** BEGIN **

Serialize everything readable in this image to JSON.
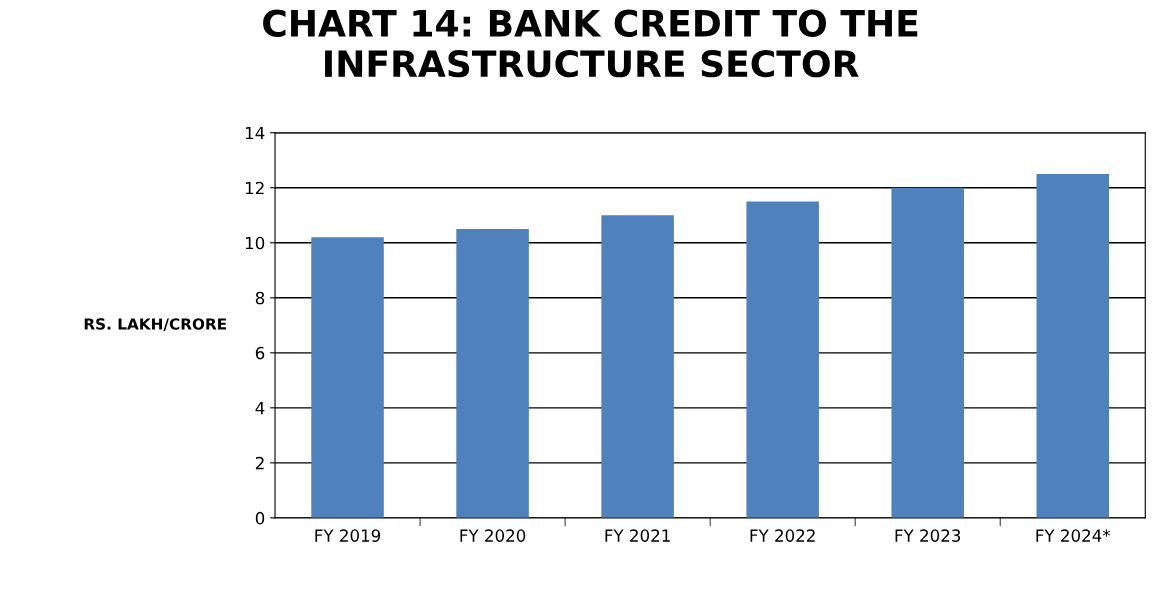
{
  "chart_data": {
    "type": "bar",
    "title": "CHART 14: BANK CREDIT TO THE\nINFRASTRUCTURE SECTOR",
    "ylabel": "RS. LAKH/CRORE",
    "categories": [
      "FY 2019",
      "FY 2020",
      "FY 2021",
      "FY 2022",
      "FY 2023",
      "FY 2024*"
    ],
    "values": [
      10.2,
      10.5,
      11.0,
      11.5,
      12.0,
      12.5
    ],
    "color": "#4f81bd",
    "ylim": [
      0,
      14
    ],
    "yticks": [
      0,
      2,
      4,
      6,
      8,
      10,
      12,
      14
    ],
    "grid": "y"
  }
}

** END **

THE PROBLEM -
Restate the data above exactly, stripping out each image.

THE RESPONSE -
Serialize everything readable in this image to JSON.
{
  "chart_data": {
    "type": "bar",
    "title": "CHART 14: BANK CREDIT TO THE\nINFRASTRUCTURE SECTOR",
    "ylabel": "RS. LAKH/CRORE",
    "categories": [
      "FY 2019",
      "FY 2020",
      "FY 2021",
      "FY 2022",
      "FY 2023",
      "FY 2024*"
    ],
    "values": [
      10.2,
      10.5,
      11.0,
      11.5,
      12.0,
      12.5
    ],
    "color": "#4f81bd",
    "ylim": [
      0,
      14
    ],
    "yticks": [
      0,
      2,
      4,
      6,
      8,
      10,
      12,
      14
    ],
    "grid": "y"
  }
}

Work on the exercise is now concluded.